**Extracted data**
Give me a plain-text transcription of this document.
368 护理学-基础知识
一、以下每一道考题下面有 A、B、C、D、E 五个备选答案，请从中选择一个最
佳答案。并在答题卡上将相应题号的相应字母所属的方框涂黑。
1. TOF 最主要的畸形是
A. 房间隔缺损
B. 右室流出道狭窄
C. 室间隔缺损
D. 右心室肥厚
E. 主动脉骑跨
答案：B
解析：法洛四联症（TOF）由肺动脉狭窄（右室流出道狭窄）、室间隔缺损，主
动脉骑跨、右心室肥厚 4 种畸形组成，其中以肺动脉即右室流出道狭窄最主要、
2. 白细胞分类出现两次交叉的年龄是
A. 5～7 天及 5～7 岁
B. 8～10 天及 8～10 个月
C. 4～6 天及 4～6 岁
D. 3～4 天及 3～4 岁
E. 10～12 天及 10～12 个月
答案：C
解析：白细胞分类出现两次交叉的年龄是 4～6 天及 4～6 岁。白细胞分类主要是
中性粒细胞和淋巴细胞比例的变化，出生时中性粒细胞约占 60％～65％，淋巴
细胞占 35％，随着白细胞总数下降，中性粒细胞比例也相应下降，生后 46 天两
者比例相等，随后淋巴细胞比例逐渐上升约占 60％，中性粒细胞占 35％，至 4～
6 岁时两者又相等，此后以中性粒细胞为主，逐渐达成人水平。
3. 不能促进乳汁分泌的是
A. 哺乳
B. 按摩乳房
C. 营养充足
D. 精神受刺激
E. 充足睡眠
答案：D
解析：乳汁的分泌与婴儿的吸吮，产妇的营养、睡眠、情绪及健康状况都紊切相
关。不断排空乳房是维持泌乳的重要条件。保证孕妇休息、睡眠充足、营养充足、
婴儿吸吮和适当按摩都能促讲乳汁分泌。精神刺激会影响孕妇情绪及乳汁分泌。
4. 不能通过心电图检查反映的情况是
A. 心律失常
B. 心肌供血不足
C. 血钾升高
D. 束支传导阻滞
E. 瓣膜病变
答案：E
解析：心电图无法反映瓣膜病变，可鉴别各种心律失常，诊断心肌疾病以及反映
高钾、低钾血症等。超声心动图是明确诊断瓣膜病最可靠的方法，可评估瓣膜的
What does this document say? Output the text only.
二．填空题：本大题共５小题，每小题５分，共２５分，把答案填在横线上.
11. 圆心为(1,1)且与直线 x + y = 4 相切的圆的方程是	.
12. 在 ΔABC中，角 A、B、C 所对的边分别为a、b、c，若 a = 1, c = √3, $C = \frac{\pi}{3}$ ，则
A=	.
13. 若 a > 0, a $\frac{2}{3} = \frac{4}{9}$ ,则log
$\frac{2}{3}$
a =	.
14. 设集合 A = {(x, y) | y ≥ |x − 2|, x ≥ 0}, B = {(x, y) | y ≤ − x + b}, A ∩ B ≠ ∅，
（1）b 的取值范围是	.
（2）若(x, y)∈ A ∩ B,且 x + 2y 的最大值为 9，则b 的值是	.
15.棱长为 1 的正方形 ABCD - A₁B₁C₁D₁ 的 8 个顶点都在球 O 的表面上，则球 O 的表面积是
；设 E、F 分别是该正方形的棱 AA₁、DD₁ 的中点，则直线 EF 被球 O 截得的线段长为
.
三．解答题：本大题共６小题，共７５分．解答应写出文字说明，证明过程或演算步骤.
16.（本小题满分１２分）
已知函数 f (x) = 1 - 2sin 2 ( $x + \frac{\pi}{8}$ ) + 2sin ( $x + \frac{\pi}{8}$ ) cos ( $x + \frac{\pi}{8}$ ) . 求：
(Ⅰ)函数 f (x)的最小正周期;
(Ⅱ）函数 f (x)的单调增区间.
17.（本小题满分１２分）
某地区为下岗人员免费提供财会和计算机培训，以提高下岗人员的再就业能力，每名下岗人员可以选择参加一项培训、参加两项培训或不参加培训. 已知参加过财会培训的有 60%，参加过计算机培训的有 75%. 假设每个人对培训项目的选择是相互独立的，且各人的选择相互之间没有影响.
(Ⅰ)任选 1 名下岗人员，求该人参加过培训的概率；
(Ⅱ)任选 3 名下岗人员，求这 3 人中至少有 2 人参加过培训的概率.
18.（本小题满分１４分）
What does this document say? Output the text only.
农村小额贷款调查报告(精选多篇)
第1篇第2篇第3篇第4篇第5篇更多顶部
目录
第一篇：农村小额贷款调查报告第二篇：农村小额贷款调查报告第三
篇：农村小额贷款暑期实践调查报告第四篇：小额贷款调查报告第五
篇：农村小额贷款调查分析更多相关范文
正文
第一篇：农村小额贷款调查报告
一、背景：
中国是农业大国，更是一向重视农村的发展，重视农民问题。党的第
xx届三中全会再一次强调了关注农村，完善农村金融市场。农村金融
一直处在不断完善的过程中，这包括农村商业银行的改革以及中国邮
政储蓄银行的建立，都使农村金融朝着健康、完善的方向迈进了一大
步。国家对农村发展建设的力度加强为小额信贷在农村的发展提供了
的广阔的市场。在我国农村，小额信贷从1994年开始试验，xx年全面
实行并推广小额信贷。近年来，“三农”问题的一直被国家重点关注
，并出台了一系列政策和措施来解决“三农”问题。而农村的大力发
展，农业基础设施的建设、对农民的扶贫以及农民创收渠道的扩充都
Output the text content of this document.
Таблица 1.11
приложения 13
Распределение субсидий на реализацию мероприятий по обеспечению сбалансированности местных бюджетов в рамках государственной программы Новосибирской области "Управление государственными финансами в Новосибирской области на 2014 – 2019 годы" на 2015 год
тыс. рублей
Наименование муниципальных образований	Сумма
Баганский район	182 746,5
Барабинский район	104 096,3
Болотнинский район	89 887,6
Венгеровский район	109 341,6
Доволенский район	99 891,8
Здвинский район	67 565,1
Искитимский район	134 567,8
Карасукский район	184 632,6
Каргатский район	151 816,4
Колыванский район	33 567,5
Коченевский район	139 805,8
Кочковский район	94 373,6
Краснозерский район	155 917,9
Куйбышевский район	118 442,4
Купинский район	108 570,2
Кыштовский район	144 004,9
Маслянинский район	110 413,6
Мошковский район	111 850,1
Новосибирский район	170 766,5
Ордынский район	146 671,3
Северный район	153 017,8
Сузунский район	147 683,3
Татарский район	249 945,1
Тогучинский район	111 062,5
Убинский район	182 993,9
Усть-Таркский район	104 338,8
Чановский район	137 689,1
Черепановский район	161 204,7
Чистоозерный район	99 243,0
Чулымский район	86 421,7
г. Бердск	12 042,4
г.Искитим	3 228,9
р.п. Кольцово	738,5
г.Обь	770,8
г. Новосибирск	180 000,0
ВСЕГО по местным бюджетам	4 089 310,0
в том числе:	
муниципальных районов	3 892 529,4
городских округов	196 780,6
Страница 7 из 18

**Task brief**
Each line in the entries above that includes the string "营养充足" should be extracted.

**Task response**
C. 营养充足
关。不断排空乳房是维持泌乳的重要条件。保证孕妇休息、睡眠充足、营养充足、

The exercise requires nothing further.